Records:
>> START
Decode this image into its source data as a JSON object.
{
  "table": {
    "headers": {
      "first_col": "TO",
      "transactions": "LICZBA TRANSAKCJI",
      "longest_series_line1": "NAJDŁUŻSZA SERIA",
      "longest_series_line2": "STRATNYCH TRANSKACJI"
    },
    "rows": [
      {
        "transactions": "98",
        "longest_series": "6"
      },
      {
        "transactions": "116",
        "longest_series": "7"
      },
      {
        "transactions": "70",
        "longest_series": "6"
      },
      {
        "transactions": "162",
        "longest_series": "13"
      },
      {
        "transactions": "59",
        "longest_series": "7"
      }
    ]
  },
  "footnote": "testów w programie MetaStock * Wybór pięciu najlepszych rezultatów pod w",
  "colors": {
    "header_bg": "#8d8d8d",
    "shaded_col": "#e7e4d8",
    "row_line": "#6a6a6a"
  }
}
>> END
Exercise prompt:
Retype the whole listing above exactly.

Exercise output:
Decode this image into its source data as a JSON object.
{
  "table": {
    "headers": {
      "first_col": "TO",
      "transactions": "LICZBA TRANSAKCJI",
      "longest_series_line1": "NAJDŁUŻSZA SERIA",
      "longest_series_line2": "STRATNYCH TRANSKACJI"
    },
    "rows": [
      {
        "transactions": "98",
        "longest_series": "6"
      },
      {
        "transactions": "116",
        "longest_series": "7"
      },
      {
        "transactions": "70",
        "longest_series": "6"
      },
      {
        "transactions": "162",
        "longest_series": "13"
      },
      {
        "transactions": "59",
        "longest_series": "7"
      }
    ]
  },
  "footnote": "testów w programie MetaStock * Wybór pięciu najlepszych rezultatów pod w",
  "colors": {
    "header_bg": "#8d8d8d",
    "shaded_col": "#e7e4d8",
    "row_line": "#6a6a6a"
  }
}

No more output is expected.